DIRECTIONS FOR THIS TASK — Report the number of lines that include "médio", with no additional text.

GIVEN ENTRIES —

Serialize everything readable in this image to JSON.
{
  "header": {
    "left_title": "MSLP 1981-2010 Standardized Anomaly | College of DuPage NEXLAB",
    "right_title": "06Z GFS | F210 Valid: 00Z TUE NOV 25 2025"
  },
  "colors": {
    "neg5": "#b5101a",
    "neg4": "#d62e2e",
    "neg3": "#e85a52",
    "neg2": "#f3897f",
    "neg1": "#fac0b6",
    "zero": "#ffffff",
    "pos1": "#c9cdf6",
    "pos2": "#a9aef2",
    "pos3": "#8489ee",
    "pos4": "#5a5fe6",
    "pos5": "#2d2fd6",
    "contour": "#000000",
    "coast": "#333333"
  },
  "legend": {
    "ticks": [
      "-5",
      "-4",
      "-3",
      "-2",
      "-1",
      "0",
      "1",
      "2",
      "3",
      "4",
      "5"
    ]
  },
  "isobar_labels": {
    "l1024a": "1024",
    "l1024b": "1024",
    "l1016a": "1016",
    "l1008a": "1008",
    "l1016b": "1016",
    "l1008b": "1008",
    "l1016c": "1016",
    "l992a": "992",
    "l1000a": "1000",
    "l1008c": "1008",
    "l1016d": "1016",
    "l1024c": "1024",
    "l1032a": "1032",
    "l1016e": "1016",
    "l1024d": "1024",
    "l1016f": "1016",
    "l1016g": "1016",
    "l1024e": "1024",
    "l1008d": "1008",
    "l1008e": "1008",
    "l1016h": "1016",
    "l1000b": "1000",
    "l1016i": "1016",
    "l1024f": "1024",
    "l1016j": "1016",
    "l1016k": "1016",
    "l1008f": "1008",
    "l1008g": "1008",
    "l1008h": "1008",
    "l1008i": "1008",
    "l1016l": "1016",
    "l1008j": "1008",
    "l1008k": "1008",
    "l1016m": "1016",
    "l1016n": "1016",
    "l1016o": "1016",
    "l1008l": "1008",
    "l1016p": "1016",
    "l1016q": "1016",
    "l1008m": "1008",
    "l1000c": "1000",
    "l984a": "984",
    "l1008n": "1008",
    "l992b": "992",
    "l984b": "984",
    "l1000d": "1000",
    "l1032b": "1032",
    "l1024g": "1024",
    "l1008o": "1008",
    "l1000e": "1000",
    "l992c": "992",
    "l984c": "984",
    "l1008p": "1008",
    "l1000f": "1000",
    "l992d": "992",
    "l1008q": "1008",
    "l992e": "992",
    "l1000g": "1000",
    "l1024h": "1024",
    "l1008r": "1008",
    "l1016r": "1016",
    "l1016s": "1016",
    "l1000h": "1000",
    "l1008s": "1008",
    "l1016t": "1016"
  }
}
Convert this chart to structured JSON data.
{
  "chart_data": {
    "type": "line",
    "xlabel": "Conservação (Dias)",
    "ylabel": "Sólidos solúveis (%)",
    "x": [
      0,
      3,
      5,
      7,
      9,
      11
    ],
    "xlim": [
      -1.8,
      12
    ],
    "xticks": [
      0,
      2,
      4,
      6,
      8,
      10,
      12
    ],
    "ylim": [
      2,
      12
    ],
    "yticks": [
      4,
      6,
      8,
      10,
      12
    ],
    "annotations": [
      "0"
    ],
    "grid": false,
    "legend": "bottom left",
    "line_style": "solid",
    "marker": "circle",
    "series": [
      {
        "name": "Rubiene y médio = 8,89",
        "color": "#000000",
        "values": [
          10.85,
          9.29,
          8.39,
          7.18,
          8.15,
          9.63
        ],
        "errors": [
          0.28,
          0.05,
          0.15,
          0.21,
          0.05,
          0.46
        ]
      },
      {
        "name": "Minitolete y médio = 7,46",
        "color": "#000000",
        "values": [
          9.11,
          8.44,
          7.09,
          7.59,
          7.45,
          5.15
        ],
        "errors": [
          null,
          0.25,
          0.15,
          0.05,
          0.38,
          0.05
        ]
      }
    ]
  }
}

RESULT OF THIS TASK — 2